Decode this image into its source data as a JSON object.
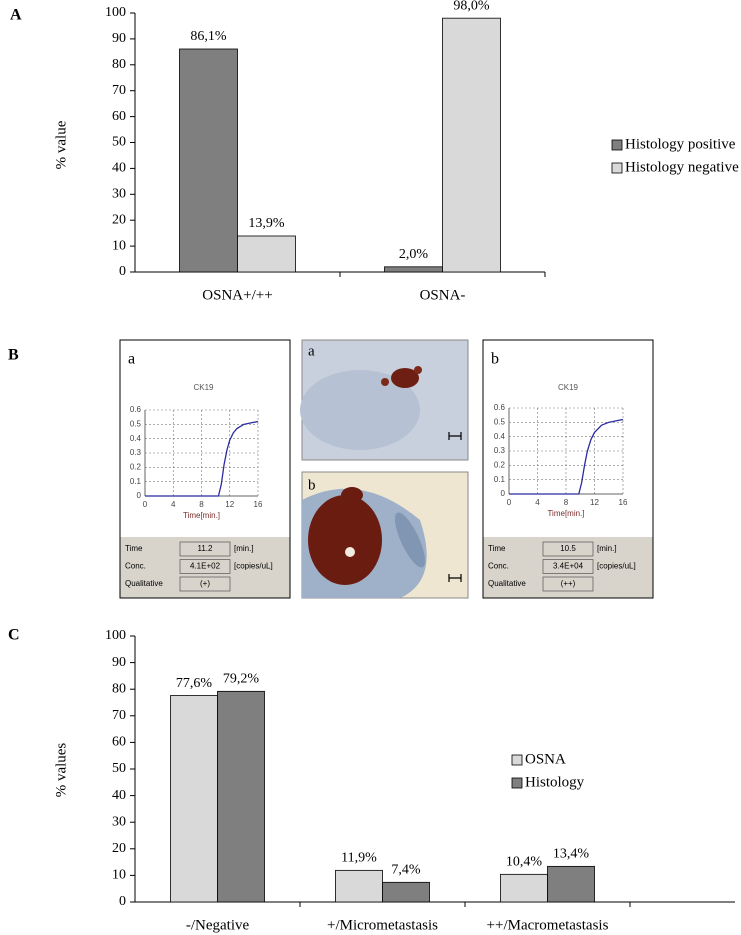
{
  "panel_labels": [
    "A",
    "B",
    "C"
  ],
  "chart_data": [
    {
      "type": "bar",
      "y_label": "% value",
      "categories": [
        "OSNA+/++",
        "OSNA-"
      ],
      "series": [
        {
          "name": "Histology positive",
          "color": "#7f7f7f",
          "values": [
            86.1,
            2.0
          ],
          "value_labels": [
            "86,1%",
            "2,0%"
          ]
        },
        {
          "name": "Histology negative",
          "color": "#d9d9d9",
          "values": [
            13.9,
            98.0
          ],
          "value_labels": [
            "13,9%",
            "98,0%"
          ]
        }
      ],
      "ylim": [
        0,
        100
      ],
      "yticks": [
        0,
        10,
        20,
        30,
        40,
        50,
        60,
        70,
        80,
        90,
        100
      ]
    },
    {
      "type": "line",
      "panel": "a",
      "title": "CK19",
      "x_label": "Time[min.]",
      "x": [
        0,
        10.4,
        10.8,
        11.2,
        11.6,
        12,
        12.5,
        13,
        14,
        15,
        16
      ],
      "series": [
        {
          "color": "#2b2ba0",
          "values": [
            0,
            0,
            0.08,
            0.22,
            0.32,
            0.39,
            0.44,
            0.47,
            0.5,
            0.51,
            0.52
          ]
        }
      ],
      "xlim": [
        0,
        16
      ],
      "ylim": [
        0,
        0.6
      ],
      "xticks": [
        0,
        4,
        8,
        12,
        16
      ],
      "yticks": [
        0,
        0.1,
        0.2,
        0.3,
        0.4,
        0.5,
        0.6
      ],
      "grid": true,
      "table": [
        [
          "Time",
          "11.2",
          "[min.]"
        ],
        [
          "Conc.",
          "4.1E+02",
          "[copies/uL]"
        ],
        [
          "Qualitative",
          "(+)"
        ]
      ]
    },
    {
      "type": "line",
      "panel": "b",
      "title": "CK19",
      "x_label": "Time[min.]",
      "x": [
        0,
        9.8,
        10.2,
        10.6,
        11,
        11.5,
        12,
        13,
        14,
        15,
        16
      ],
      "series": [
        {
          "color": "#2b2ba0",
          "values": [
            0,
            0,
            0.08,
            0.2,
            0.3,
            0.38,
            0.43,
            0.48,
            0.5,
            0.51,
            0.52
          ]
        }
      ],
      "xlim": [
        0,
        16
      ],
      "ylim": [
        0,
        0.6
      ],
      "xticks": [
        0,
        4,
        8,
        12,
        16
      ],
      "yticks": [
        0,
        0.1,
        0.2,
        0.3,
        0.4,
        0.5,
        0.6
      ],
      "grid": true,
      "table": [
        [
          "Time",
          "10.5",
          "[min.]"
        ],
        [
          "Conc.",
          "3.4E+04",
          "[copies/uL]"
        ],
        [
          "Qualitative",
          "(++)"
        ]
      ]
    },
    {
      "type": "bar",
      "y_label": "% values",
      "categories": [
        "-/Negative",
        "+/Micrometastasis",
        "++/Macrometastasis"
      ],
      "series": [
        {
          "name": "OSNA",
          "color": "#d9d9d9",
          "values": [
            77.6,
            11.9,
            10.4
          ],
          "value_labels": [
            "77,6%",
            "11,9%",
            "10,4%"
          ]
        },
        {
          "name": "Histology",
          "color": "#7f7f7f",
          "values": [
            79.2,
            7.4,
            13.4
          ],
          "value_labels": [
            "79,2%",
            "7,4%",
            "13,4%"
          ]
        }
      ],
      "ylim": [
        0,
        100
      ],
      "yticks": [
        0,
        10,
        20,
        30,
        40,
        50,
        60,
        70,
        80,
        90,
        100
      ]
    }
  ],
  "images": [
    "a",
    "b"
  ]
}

_WHAT TO WORK ON_
Print every entry above again without changing a word, and omit the pictures.

_SOLUTION TO THE PROBLEM_
Decode this image into its source data as a JSON object.
{
  "panel_labels": [
    "A",
    "B",
    "C"
  ],
  "chart_data": [
    {
      "type": "bar",
      "y_label": "% value",
      "categories": [
        "OSNA+/++",
        "OSNA-"
      ],
      "series": [
        {
          "name": "Histology positive",
          "color": "#7f7f7f",
          "values": [
            86.1,
            2.0
          ],
          "value_labels": [
            "86,1%",
            "2,0%"
          ]
        },
        {
          "name": "Histology negative",
          "color": "#d9d9d9",
          "values": [
            13.9,
            98.0
          ],
          "value_labels": [
            "13,9%",
            "98,0%"
          ]
        }
      ],
      "ylim": [
        0,
        100
      ],
      "yticks": [
        0,
        10,
        20,
        30,
        40,
        50,
        60,
        70,
        80,
        90,
        100
      ]
    },
    {
      "type": "line",
      "panel": "a",
      "title": "CK19",
      "x_label": "Time[min.]",
      "x": [
        0,
        10.4,
        10.8,
        11.2,
        11.6,
        12,
        12.5,
        13,
        14,
        15,
        16
      ],
      "series": [
        {
          "color": "#2b2ba0",
          "values": [
            0,
            0,
            0.08,
            0.22,
            0.32,
            0.39,
            0.44,
            0.47,
            0.5,
            0.51,
            0.52
          ]
        }
      ],
      "xlim": [
        0,
        16
      ],
      "ylim": [
        0,
        0.6
      ],
      "xticks": [
        0,
        4,
        8,
        12,
        16
      ],
      "yticks": [
        0,
        0.1,
        0.2,
        0.3,
        0.4,
        0.5,
        0.6
      ],
      "grid": true,
      "table": [
        [
          "Time",
          "11.2",
          "[min.]"
        ],
        [
          "Conc.",
          "4.1E+02",
          "[copies/uL]"
        ],
        [
          "Qualitative",
          "(+)"
        ]
      ]
    },
    {
      "type": "line",
      "panel": "b",
      "title": "CK19",
      "x_label": "Time[min.]",
      "x": [
        0,
        9.8,
        10.2,
        10.6,
        11,
        11.5,
        12,
        13,
        14,
        15,
        16
      ],
      "series": [
        {
          "color": "#2b2ba0",
          "values": [
            0,
            0,
            0.08,
            0.2,
            0.3,
            0.38,
            0.43,
            0.48,
            0.5,
            0.51,
            0.52
          ]
        }
      ],
      "xlim": [
        0,
        16
      ],
      "ylim": [
        0,
        0.6
      ],
      "xticks": [
        0,
        4,
        8,
        12,
        16
      ],
      "yticks": [
        0,
        0.1,
        0.2,
        0.3,
        0.4,
        0.5,
        0.6
      ],
      "grid": true,
      "table": [
        [
          "Time",
          "10.5",
          "[min.]"
        ],
        [
          "Conc.",
          "3.4E+04",
          "[copies/uL]"
        ],
        [
          "Qualitative",
          "(++)"
        ]
      ]
    },
    {
      "type": "bar",
      "y_label": "% values",
      "categories": [
        "-/Negative",
        "+/Micrometastasis",
        "++/Macrometastasis"
      ],
      "series": [
        {
          "name": "OSNA",
          "color": "#d9d9d9",
          "values": [
            77.6,
            11.9,
            10.4
          ],
          "value_labels": [
            "77,6%",
            "11,9%",
            "10,4%"
          ]
        },
        {
          "name": "Histology",
          "color": "#7f7f7f",
          "values": [
            79.2,
            7.4,
            13.4
          ],
          "value_labels": [
            "79,2%",
            "7,4%",
            "13,4%"
          ]
        }
      ],
      "ylim": [
        0,
        100
      ],
      "yticks": [
        0,
        10,
        20,
        30,
        40,
        50,
        60,
        70,
        80,
        90,
        100
      ]
    }
  ],
  "images": [
    "a",
    "b"
  ]
}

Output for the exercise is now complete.